What the task requires —
Go through the records and show each line where the word "type" occurs.
+++ Working data
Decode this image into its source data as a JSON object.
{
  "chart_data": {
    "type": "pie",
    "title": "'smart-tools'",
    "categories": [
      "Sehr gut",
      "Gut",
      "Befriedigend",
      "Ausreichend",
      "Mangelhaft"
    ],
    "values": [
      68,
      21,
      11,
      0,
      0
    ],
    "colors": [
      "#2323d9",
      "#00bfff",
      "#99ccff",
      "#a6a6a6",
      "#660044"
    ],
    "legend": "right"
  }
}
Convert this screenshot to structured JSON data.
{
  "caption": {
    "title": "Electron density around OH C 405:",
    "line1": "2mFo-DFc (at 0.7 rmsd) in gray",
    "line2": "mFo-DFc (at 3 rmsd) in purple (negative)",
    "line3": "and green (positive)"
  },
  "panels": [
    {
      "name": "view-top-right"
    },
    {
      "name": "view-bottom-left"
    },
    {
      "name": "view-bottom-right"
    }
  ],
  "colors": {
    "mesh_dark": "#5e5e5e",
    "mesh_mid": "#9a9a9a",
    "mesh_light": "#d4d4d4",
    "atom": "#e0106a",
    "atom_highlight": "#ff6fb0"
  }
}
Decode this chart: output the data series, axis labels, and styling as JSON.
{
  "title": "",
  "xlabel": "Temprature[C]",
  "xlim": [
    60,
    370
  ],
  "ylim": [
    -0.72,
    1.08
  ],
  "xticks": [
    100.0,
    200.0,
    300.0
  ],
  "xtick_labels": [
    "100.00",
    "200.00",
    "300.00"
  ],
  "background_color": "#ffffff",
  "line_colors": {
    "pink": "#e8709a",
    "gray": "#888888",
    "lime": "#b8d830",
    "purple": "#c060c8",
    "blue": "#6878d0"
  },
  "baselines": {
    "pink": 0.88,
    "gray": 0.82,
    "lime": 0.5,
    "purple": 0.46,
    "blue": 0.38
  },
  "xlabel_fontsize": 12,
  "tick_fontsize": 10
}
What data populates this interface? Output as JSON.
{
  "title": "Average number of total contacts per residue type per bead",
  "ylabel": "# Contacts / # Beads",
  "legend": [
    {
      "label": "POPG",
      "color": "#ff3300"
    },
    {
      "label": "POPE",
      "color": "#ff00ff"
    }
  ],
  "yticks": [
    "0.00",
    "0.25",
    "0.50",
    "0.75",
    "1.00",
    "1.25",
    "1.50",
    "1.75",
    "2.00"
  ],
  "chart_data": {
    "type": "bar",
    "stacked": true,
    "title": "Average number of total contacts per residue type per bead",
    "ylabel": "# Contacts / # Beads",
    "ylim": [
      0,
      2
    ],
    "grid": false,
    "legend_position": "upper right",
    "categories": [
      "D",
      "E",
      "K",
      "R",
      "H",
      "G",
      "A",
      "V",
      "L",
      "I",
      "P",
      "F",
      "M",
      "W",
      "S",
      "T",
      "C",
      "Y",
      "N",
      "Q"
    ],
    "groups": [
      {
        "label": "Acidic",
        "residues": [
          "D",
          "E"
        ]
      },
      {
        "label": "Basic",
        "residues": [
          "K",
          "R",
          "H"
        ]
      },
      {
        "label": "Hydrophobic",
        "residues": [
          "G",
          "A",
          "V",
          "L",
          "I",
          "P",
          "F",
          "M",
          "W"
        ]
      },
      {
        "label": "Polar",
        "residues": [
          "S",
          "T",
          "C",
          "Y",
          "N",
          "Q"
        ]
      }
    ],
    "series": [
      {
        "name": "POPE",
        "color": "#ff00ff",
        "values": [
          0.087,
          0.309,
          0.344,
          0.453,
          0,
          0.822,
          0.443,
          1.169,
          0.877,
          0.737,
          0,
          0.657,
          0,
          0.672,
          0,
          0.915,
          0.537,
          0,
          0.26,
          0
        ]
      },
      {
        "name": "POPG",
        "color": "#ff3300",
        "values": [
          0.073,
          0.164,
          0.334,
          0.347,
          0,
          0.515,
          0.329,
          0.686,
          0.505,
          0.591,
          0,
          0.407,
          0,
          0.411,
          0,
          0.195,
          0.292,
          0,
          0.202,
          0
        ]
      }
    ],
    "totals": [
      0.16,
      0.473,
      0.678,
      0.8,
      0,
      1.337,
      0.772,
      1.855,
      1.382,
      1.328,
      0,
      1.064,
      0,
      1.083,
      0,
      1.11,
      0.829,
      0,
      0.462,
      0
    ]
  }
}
++++++
Output for this exercise —
    "type": "pie",
  "title": "Average number of total contacts per residue type per bead",
    "type": "bar",
    "title": "Average number of total contacts per residue type per bead",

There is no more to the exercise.